--- Required task ---
Write out the material again exactly, please, and omit the pictures.

--- Data for the task ---
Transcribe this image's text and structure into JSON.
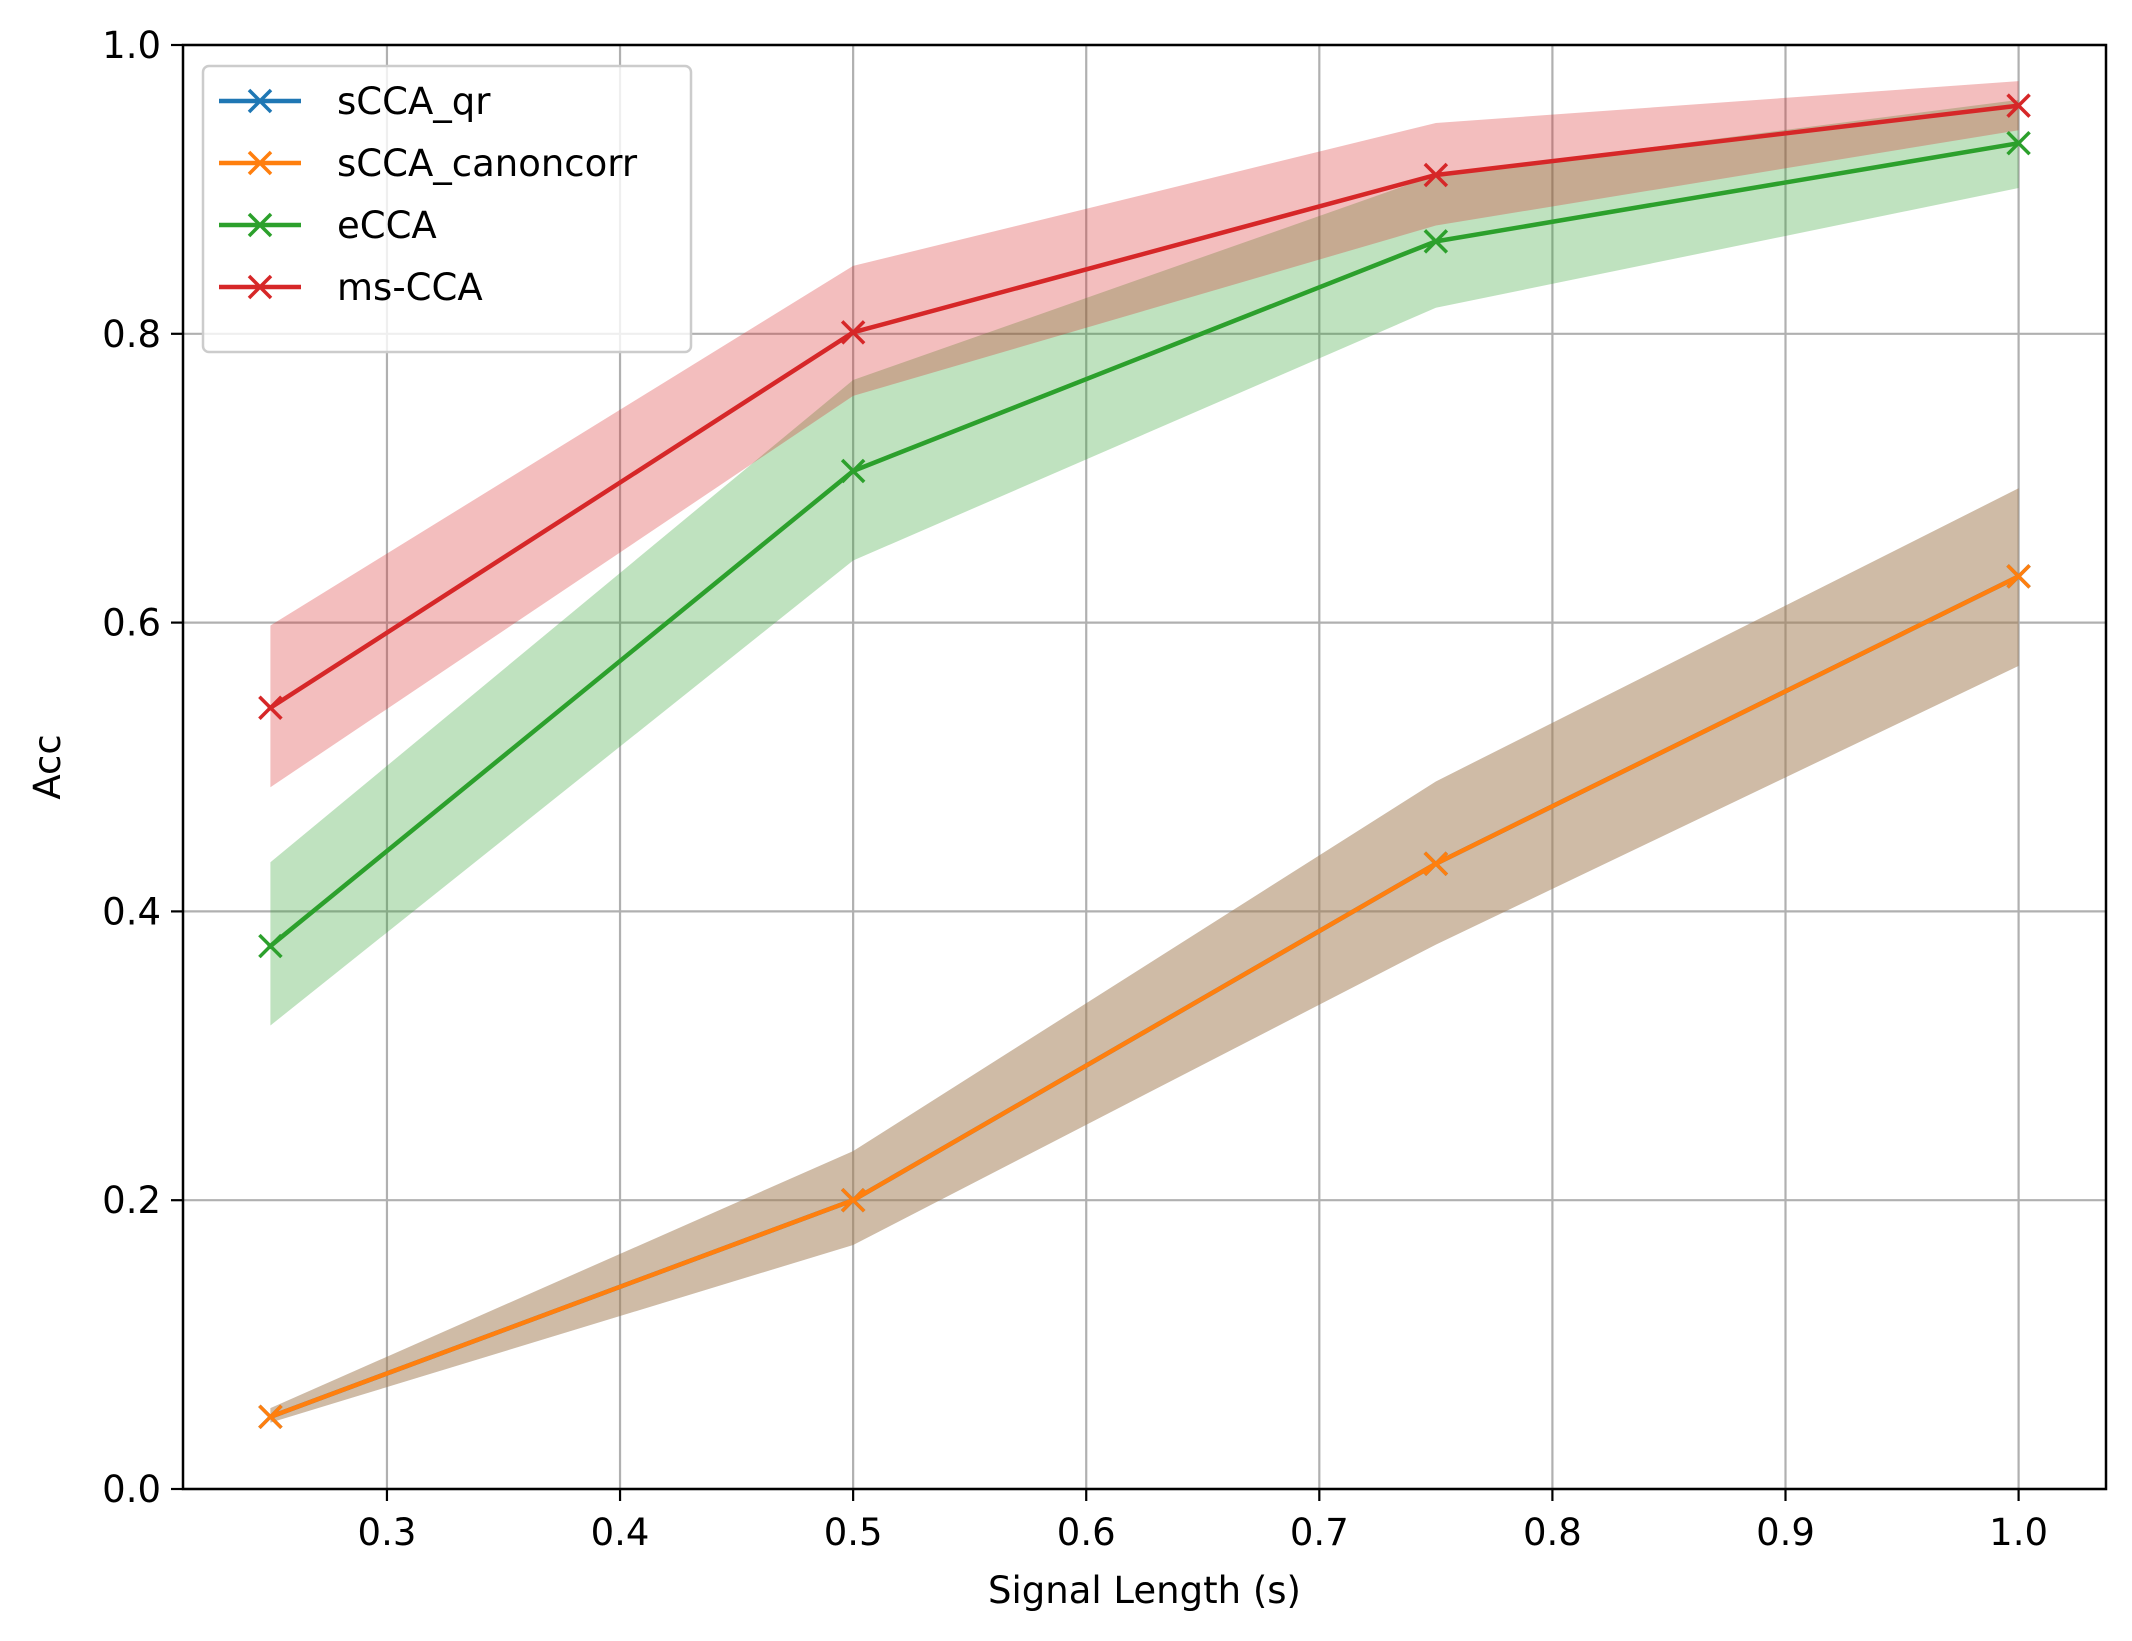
{
  "chart_data": {
    "type": "line",
    "title": "",
    "xlabel": "Signal Length (s)",
    "ylabel": "Acc",
    "xlim": [
      0.2125,
      1.0375
    ],
    "ylim": [
      0.0,
      1.0
    ],
    "xticks": [
      0.3,
      0.4,
      0.5,
      0.6,
      0.7,
      0.8,
      0.9,
      1.0
    ],
    "xtick_labels": [
      "0.3",
      "0.4",
      "0.5",
      "0.6",
      "0.7",
      "0.8",
      "0.9",
      "1.0"
    ],
    "yticks": [
      0.0,
      0.2,
      0.4,
      0.6,
      0.8,
      1.0
    ],
    "ytick_labels": [
      "0.0",
      "0.2",
      "0.4",
      "0.6",
      "0.8",
      "1.0"
    ],
    "grid": true,
    "legend_position": "upper-left",
    "marker": "x",
    "x": [
      0.25,
      0.5,
      0.75,
      1.0
    ],
    "series": [
      {
        "name": "sCCA_qr",
        "color": "#1f77b4",
        "values": [
          0.05,
          0.2,
          0.433,
          0.632
        ],
        "band_lower": [
          0.046,
          0.169,
          0.377,
          0.57
        ],
        "band_upper": [
          0.056,
          0.234,
          0.49,
          0.693
        ]
      },
      {
        "name": "sCCA_canoncorr",
        "color": "#ff7f0e",
        "values": [
          0.05,
          0.2,
          0.433,
          0.632
        ],
        "band_lower": [
          0.046,
          0.169,
          0.377,
          0.57
        ],
        "band_upper": [
          0.056,
          0.234,
          0.49,
          0.693
        ]
      },
      {
        "name": "eCCA",
        "color": "#2ca02c",
        "values": [
          0.376,
          0.705,
          0.864,
          0.932
        ],
        "band_lower": [
          0.321,
          0.643,
          0.818,
          0.901
        ],
        "band_upper": [
          0.434,
          0.768,
          0.91,
          0.962
        ]
      },
      {
        "name": "ms-CCA",
        "color": "#d62728",
        "values": [
          0.541,
          0.801,
          0.91,
          0.958
        ],
        "band_lower": [
          0.486,
          0.757,
          0.875,
          0.941
        ],
        "band_upper": [
          0.598,
          0.847,
          0.946,
          0.975
        ]
      }
    ]
  }
}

--- Result for this task ---
Transcribe this image's text and structure into JSON.
{
  "chart_data": {
    "type": "line",
    "title": "",
    "xlabel": "Signal Length (s)",
    "ylabel": "Acc",
    "xlim": [
      0.2125,
      1.0375
    ],
    "ylim": [
      0.0,
      1.0
    ],
    "xticks": [
      0.3,
      0.4,
      0.5,
      0.6,
      0.7,
      0.8,
      0.9,
      1.0
    ],
    "xtick_labels": [
      "0.3",
      "0.4",
      "0.5",
      "0.6",
      "0.7",
      "0.8",
      "0.9",
      "1.0"
    ],
    "yticks": [
      0.0,
      0.2,
      0.4,
      0.6,
      0.8,
      1.0
    ],
    "ytick_labels": [
      "0.0",
      "0.2",
      "0.4",
      "0.6",
      "0.8",
      "1.0"
    ],
    "grid": true,
    "legend_position": "upper-left",
    "marker": "x",
    "x": [
      0.25,
      0.5,
      0.75,
      1.0
    ],
    "series": [
      {
        "name": "sCCA_qr",
        "color": "#1f77b4",
        "values": [
          0.05,
          0.2,
          0.433,
          0.632
        ],
        "band_lower": [
          0.046,
          0.169,
          0.377,
          0.57
        ],
        "band_upper": [
          0.056,
          0.234,
          0.49,
          0.693
        ]
      },
      {
        "name": "sCCA_canoncorr",
        "color": "#ff7f0e",
        "values": [
          0.05,
          0.2,
          0.433,
          0.632
        ],
        "band_lower": [
          0.046,
          0.169,
          0.377,
          0.57
        ],
        "band_upper": [
          0.056,
          0.234,
          0.49,
          0.693
        ]
      },
      {
        "name": "eCCA",
        "color": "#2ca02c",
        "values": [
          0.376,
          0.705,
          0.864,
          0.932
        ],
        "band_lower": [
          0.321,
          0.643,
          0.818,
          0.901
        ],
        "band_upper": [
          0.434,
          0.768,
          0.91,
          0.962
        ]
      },
      {
        "name": "ms-CCA",
        "color": "#d62728",
        "values": [
          0.541,
          0.801,
          0.91,
          0.958
        ],
        "band_lower": [
          0.486,
          0.757,
          0.875,
          0.941
        ],
        "band_upper": [
          0.598,
          0.847,
          0.946,
          0.975
        ]
      }
    ]
  }
}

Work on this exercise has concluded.